• _Listing_:

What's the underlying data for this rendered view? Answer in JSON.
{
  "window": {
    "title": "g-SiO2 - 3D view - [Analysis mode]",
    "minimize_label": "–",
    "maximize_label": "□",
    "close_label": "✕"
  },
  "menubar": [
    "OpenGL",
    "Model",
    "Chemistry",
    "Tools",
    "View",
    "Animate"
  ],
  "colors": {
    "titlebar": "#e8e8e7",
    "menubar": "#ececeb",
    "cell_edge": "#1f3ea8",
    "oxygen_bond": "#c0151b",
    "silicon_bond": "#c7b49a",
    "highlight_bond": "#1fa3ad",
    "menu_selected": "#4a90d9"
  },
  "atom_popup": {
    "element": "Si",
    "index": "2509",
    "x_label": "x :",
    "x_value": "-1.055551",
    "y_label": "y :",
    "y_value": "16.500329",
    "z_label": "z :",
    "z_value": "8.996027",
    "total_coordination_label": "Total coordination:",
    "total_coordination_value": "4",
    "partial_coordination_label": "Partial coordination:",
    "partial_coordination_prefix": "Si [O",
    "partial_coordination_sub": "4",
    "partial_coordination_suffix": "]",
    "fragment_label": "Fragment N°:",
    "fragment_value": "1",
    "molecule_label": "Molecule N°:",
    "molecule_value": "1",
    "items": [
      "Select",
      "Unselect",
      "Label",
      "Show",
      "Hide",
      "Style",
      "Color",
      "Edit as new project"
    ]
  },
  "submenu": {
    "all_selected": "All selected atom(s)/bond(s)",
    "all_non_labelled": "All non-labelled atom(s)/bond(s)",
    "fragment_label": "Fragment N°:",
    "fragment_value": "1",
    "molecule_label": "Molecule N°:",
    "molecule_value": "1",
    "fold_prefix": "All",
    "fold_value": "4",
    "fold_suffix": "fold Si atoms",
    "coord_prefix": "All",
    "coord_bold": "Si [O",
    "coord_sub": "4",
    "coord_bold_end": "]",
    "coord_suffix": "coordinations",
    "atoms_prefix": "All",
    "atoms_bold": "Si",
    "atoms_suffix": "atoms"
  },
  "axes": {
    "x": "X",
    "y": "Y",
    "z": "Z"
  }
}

• _What the task asks_:
Your task is to repeat the data exactly; please include every line.

• _Result for this exercise_:
What's the underlying data for this rendered view? Answer in JSON.
{
  "window": {
    "title": "g-SiO2 - 3D view - [Analysis mode]",
    "minimize_label": "–",
    "maximize_label": "□",
    "close_label": "✕"
  },
  "menubar": [
    "OpenGL",
    "Model",
    "Chemistry",
    "Tools",
    "View",
    "Animate"
  ],
  "colors": {
    "titlebar": "#e8e8e7",
    "menubar": "#ececeb",
    "cell_edge": "#1f3ea8",
    "oxygen_bond": "#c0151b",
    "silicon_bond": "#c7b49a",
    "highlight_bond": "#1fa3ad",
    "menu_selected": "#4a90d9"
  },
  "atom_popup": {
    "element": "Si",
    "index": "2509",
    "x_label": "x :",
    "x_value": "-1.055551",
    "y_label": "y :",
    "y_value": "16.500329",
    "z_label": "z :",
    "z_value": "8.996027",
    "total_coordination_label": "Total coordination:",
    "total_coordination_value": "4",
    "partial_coordination_label": "Partial coordination:",
    "partial_coordination_prefix": "Si [O",
    "partial_coordination_sub": "4",
    "partial_coordination_suffix": "]",
    "fragment_label": "Fragment N°:",
    "fragment_value": "1",
    "molecule_label": "Molecule N°:",
    "molecule_value": "1",
    "items": [
      "Select",
      "Unselect",
      "Label",
      "Show",
      "Hide",
      "Style",
      "Color",
      "Edit as new project"
    ]
  },
  "submenu": {
    "all_selected": "All selected atom(s)/bond(s)",
    "all_non_labelled": "All non-labelled atom(s)/bond(s)",
    "fragment_label": "Fragment N°:",
    "fragment_value": "1",
    "molecule_label": "Molecule N°:",
    "molecule_value": "1",
    "fold_prefix": "All",
    "fold_value": "4",
    "fold_suffix": "fold Si atoms",
    "coord_prefix": "All",
    "coord_bold": "Si [O",
    "coord_sub": "4",
    "coord_bold_end": "]",
    "coord_suffix": "coordinations",
    "atoms_prefix": "All",
    "atoms_bold": "Si",
    "atoms_suffix": "atoms"
  },
  "axes": {
    "x": "X",
    "y": "Y",
    "z": "Z"
  }
}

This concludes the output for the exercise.